| PROBLEM REQUIREMENTS |
Update the rows below by changing every "legend-label" to "legend-entry" and keeping everything else the same. Leave the pictures out.

| DATA TO USE |
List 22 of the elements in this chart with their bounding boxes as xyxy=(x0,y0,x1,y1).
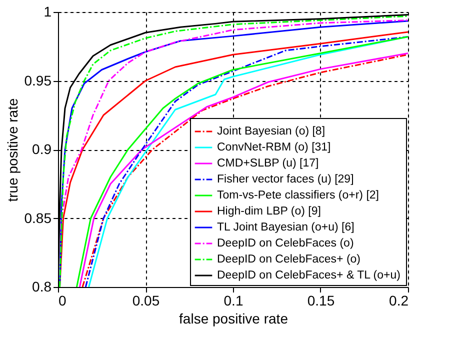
x-tick-label: 0.15 xyxy=(307,292,335,308)
legend-label: DeepID on CelebFaces (o) xyxy=(217,238,354,250)
legend-label: CMD+SLBP (u) [17] xyxy=(217,158,319,170)
x-tick-label: 0 xyxy=(58,292,66,308)
x-tick-label: 0.1 xyxy=(224,292,244,308)
x-tick-label: 0.05 xyxy=(132,292,160,308)
legend-label: ConvNet-RBM (o) [31] xyxy=(217,142,331,154)
legend-label: High-dim LBP (o) [9] xyxy=(217,206,321,218)
y-tick-label: 0.8 xyxy=(32,278,52,294)
y-tick-label: 0.9 xyxy=(32,141,52,157)
y-tick-label: 1 xyxy=(44,4,52,20)
legend-label: Tom-vs-Pete classifiers (o+r) [2] xyxy=(217,190,379,202)
legend-label: DeepID on CelebFaces+ (o) xyxy=(217,254,361,266)
x-tick-label: 0.2 xyxy=(389,292,409,308)
x-axis-title: false positive rate xyxy=(179,310,288,326)
legend-label: Joint Bayesian (o) [8] xyxy=(217,126,326,138)
legend-label: DeepID on CelebFaces+ & TL (o+u) xyxy=(217,270,401,282)
y-tick-label: 0.85 xyxy=(24,210,52,226)
y-tick-label: 0.95 xyxy=(24,72,52,88)
legend-label: Fisher vector faces (u) [29] xyxy=(217,174,354,186)
y-axis-title: true positive rate xyxy=(4,98,20,202)
legend-label: TL Joint Bayesian (o+u) [6] xyxy=(217,222,354,234)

| RESULT FOR THIS TASK |
List 22 of the elements in this chart with their bounding boxes as xyxy=(x0,y0,x1,y1).
x-tick-label: 0.15 xyxy=(307,292,335,308)
legend-entry: DeepID on CelebFaces (o) xyxy=(217,238,354,250)
legend-entry: CMD+SLBP (u) [17] xyxy=(217,158,319,170)
x-tick-label: 0 xyxy=(58,292,66,308)
x-tick-label: 0.1 xyxy=(224,292,244,308)
x-tick-label: 0.05 xyxy=(132,292,160,308)
legend-entry: ConvNet-RBM (o) [31] xyxy=(217,142,331,154)
legend-entry: High-dim LBP (o) [9] xyxy=(217,206,321,218)
y-tick-label: 0.8 xyxy=(32,278,52,294)
y-tick-label: 0.9 xyxy=(32,141,52,157)
y-tick-label: 1 xyxy=(44,4,52,20)
legend-entry: Tom-vs-Pete classifiers (o+r) [2] xyxy=(217,190,379,202)
legend-entry: DeepID on CelebFaces+ (o) xyxy=(217,254,361,266)
x-tick-label: 0.2 xyxy=(389,292,409,308)
x-axis-title: false positive rate xyxy=(179,310,288,326)
legend-entry: Joint Bayesian (o) [8] xyxy=(217,126,326,138)
legend-entry: DeepID on CelebFaces+ & TL (o+u) xyxy=(217,270,401,282)
y-tick-label: 0.85 xyxy=(24,210,52,226)
y-tick-label: 0.95 xyxy=(24,72,52,88)
legend-entry: Fisher vector faces (u) [29] xyxy=(217,174,354,186)
y-axis-title: true positive rate xyxy=(4,98,20,202)
legend-entry: TL Joint Bayesian (o+u) [6] xyxy=(217,222,354,234)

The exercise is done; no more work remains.